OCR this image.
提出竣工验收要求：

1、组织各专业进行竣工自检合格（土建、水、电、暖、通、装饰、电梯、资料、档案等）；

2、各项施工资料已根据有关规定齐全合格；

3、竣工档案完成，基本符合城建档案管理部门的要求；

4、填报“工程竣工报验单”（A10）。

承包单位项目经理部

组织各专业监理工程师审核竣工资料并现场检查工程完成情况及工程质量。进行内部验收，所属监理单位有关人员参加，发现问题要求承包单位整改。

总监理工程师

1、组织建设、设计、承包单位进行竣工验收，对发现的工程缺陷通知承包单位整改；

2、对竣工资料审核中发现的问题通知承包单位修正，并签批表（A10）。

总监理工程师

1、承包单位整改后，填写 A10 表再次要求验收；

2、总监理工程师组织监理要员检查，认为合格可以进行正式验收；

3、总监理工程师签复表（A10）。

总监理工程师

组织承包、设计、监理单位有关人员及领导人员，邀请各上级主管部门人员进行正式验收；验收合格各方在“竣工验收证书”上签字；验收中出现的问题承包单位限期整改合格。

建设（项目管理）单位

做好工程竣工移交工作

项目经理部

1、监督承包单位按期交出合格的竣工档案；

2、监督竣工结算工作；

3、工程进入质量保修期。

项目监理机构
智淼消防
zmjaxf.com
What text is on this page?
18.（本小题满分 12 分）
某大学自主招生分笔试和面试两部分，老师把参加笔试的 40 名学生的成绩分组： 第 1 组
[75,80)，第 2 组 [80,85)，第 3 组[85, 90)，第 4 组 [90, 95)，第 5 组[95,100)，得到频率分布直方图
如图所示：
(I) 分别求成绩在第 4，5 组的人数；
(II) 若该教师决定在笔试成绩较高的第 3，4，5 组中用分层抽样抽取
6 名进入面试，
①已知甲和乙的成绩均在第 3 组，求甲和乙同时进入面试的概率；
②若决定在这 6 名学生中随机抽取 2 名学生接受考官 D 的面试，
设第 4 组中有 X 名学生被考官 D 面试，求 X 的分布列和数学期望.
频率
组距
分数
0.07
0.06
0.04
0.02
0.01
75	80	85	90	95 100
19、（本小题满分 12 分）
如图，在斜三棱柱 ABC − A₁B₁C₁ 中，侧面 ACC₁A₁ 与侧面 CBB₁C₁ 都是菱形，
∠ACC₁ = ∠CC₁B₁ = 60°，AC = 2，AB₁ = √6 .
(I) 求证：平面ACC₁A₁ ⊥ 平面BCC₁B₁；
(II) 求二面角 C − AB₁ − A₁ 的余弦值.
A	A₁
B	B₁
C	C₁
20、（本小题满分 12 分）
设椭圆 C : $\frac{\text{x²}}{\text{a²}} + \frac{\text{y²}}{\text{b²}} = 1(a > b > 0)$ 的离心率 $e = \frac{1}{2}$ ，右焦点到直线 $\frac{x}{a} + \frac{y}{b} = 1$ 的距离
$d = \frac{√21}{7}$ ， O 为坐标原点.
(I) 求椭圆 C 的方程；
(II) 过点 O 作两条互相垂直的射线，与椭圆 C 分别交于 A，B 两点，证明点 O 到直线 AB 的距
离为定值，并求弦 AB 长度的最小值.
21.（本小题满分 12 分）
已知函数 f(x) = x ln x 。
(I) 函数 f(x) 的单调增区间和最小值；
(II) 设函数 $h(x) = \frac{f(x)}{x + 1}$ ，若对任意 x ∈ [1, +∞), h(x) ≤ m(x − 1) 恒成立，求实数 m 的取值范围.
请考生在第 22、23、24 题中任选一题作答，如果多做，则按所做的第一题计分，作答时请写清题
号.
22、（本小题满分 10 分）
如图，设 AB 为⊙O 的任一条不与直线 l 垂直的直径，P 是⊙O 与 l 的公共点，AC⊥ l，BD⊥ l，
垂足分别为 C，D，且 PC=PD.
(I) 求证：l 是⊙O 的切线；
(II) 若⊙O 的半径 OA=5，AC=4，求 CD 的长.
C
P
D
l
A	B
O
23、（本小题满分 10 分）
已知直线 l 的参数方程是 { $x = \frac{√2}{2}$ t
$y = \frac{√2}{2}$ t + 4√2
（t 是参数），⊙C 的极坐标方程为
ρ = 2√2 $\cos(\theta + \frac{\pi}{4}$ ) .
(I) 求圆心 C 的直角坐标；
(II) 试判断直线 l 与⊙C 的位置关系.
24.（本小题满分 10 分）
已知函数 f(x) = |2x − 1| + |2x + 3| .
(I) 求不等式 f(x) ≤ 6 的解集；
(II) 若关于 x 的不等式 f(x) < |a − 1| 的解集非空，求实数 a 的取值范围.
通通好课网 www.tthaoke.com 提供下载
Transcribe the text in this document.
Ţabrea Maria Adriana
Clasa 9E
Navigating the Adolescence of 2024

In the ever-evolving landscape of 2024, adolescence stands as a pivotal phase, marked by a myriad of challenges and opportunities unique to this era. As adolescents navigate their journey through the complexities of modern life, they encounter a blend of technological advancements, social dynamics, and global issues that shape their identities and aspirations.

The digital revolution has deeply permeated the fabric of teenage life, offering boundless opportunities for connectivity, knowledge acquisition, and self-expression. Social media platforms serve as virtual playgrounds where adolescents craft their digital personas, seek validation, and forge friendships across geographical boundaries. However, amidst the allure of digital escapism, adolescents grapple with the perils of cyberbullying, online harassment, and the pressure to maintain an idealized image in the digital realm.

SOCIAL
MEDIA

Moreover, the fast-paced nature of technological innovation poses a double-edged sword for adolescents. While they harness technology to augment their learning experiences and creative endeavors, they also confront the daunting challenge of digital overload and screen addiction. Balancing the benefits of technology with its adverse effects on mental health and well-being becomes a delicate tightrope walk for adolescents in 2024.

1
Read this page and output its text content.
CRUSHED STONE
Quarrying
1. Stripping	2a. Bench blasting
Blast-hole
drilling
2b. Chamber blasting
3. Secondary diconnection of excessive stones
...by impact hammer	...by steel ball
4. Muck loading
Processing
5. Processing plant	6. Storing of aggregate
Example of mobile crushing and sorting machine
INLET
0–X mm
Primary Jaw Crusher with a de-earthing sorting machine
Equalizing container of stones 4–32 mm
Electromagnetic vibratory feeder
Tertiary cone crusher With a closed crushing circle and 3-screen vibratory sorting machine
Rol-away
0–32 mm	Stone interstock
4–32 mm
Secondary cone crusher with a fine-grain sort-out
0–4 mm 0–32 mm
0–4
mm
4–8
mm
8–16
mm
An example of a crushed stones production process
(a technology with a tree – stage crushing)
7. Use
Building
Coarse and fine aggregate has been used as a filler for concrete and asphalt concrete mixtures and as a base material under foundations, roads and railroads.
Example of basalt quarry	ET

▬▬▬

Tell how many lines include "stones". The number is the whole answer.

**Solution to the problem**
3